Directive: Give a count of the lines below that have the string "title" in them, with no other words.

[begin Record list]

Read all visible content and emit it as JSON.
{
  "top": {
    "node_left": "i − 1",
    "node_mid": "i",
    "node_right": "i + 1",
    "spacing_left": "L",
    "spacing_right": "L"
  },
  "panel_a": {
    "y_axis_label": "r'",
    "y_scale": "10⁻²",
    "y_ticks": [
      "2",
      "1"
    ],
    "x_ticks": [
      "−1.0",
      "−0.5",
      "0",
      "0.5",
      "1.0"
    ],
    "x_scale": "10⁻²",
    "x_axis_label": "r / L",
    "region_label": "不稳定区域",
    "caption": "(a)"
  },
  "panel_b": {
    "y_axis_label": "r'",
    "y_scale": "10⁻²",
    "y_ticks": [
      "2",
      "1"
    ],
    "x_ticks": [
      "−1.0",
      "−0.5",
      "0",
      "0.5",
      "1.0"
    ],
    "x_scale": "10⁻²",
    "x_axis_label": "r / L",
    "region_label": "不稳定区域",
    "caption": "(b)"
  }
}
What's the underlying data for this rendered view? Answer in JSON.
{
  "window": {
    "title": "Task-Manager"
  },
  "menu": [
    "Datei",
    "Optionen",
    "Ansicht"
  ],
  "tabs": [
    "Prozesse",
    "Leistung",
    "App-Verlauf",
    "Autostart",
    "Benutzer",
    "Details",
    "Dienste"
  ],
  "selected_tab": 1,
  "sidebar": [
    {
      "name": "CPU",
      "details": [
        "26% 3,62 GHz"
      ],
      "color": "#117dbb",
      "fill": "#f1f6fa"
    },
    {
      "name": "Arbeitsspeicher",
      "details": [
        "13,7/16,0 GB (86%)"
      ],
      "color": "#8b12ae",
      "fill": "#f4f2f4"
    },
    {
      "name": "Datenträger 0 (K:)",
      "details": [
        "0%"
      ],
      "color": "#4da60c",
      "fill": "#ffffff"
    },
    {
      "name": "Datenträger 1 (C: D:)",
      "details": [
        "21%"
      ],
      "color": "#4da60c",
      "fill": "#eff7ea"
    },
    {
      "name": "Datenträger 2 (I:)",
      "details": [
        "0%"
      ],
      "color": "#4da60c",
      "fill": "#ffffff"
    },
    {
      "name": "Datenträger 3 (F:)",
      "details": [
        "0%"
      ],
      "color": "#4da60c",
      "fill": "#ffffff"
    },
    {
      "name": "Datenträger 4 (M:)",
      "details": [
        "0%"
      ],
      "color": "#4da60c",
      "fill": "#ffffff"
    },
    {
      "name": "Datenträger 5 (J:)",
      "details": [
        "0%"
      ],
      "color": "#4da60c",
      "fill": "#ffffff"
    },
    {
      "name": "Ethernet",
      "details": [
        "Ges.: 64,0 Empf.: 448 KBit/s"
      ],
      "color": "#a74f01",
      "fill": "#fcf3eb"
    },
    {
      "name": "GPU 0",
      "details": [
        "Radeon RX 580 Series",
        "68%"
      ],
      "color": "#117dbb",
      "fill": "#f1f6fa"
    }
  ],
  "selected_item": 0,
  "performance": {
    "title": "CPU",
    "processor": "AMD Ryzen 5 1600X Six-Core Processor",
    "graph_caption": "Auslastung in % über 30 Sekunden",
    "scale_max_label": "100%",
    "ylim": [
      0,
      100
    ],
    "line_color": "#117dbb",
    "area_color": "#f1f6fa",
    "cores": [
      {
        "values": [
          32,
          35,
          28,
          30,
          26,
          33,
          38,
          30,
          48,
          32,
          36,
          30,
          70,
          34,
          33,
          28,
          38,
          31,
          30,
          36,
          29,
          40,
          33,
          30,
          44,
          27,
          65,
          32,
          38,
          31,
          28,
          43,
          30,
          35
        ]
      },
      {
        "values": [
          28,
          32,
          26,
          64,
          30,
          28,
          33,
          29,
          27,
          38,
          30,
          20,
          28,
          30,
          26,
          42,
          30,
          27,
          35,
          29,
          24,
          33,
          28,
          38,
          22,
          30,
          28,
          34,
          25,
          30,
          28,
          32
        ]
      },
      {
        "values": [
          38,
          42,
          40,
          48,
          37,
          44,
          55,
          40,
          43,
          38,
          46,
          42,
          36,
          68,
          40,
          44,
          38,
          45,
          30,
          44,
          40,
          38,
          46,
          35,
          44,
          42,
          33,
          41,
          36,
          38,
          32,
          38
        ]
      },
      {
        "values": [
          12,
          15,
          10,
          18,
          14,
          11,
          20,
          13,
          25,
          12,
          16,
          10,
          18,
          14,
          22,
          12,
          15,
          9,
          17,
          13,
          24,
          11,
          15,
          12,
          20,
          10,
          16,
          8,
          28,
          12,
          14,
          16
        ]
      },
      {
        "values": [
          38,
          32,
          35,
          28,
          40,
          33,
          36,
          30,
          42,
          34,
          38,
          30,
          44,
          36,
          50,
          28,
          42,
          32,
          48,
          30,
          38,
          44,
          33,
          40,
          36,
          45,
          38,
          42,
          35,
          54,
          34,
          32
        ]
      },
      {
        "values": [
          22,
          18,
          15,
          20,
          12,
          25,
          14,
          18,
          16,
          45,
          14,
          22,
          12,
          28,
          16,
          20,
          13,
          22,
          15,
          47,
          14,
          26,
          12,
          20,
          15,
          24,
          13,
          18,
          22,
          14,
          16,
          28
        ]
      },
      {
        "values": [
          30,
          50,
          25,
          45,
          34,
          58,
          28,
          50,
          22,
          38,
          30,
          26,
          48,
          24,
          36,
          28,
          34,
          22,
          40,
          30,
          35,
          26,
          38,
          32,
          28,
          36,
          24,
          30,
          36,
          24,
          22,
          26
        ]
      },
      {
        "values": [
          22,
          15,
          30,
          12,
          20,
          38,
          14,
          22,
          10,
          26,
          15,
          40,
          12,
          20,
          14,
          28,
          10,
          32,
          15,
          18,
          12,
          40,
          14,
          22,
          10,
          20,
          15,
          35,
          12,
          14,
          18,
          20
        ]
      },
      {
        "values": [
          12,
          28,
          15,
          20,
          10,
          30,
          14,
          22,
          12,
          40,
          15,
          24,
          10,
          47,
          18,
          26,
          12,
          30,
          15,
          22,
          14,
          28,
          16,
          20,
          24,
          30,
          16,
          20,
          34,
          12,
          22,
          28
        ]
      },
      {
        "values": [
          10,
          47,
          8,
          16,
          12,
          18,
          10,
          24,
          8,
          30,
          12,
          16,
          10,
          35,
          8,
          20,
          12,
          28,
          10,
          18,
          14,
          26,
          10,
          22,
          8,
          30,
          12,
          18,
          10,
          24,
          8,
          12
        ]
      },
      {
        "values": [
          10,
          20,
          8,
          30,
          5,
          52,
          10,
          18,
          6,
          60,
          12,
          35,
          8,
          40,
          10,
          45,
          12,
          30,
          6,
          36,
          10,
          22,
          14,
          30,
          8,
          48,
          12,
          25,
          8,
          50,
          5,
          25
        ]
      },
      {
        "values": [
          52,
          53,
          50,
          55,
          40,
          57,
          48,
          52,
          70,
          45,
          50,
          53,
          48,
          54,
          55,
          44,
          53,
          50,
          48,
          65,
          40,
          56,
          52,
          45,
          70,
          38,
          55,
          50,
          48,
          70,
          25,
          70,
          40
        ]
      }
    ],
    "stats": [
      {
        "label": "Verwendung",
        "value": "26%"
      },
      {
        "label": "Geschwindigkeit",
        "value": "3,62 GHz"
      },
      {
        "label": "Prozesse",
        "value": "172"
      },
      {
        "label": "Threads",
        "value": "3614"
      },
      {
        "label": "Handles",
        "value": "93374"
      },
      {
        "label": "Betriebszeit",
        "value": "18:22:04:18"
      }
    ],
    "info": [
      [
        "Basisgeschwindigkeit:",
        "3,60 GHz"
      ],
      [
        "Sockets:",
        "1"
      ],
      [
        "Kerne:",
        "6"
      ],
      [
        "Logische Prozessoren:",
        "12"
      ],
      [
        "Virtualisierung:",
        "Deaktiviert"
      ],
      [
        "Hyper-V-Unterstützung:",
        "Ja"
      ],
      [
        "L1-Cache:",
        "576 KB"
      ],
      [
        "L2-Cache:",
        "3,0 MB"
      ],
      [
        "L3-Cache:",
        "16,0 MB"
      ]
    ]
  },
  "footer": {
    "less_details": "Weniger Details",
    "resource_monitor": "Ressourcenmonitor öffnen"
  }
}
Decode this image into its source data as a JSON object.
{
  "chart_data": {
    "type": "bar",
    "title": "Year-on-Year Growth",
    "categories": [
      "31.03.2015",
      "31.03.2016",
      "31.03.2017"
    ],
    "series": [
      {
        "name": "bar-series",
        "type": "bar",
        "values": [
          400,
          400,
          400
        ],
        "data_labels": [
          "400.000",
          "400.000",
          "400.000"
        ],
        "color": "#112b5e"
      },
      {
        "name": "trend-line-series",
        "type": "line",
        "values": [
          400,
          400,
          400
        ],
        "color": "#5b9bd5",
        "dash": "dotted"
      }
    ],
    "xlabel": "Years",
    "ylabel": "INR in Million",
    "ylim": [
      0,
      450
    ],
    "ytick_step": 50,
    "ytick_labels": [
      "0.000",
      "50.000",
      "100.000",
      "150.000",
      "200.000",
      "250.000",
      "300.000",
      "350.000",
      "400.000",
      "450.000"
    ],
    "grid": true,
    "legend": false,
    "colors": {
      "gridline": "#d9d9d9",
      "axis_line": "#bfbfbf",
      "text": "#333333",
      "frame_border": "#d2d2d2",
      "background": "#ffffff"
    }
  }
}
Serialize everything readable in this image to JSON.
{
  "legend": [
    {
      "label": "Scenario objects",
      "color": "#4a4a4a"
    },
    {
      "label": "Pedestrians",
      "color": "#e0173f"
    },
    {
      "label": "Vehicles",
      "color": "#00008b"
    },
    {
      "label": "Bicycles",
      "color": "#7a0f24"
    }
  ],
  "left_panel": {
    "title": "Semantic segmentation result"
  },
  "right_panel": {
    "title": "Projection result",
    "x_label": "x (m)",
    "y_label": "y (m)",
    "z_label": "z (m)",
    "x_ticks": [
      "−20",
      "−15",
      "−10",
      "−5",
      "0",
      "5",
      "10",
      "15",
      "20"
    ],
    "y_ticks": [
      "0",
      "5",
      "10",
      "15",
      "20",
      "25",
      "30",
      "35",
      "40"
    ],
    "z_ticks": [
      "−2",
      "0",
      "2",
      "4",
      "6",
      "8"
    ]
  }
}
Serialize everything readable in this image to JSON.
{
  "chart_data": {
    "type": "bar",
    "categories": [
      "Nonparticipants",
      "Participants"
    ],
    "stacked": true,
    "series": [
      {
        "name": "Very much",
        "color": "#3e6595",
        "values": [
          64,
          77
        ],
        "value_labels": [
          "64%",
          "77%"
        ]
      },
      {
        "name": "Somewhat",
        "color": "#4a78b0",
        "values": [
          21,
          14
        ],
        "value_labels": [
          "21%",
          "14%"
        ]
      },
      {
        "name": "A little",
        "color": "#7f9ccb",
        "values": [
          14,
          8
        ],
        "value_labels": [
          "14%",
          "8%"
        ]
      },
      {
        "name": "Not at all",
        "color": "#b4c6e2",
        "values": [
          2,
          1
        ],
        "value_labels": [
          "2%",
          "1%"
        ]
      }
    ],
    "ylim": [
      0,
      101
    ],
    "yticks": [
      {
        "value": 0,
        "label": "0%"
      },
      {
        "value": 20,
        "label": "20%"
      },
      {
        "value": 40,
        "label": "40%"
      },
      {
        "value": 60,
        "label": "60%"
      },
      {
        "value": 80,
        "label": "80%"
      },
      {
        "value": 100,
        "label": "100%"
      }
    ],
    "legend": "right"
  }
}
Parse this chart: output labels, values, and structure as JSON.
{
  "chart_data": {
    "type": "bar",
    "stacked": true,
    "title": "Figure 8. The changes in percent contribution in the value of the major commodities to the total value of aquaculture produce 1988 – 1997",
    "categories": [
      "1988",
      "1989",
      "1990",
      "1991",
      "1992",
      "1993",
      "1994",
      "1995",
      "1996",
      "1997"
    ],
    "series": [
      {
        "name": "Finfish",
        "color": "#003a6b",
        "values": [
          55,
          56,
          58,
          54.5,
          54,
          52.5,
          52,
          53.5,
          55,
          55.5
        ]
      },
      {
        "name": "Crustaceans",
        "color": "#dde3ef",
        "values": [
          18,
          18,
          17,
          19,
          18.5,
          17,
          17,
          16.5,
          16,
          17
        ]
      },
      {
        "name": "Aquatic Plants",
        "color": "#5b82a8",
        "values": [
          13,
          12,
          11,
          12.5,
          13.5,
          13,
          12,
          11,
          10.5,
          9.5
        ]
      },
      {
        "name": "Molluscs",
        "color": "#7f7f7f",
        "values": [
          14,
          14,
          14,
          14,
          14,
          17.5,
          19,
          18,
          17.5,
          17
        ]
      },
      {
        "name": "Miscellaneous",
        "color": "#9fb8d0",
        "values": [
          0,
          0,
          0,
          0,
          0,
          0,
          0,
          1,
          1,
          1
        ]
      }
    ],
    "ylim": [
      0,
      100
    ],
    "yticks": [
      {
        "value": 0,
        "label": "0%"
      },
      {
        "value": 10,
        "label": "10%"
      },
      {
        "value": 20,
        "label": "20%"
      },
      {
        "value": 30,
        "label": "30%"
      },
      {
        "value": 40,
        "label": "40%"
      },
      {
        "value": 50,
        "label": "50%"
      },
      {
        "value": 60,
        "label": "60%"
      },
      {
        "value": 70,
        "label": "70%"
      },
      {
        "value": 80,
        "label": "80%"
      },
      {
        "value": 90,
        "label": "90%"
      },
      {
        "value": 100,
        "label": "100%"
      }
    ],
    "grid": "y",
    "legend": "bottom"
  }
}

[end Record list]

Task response: 6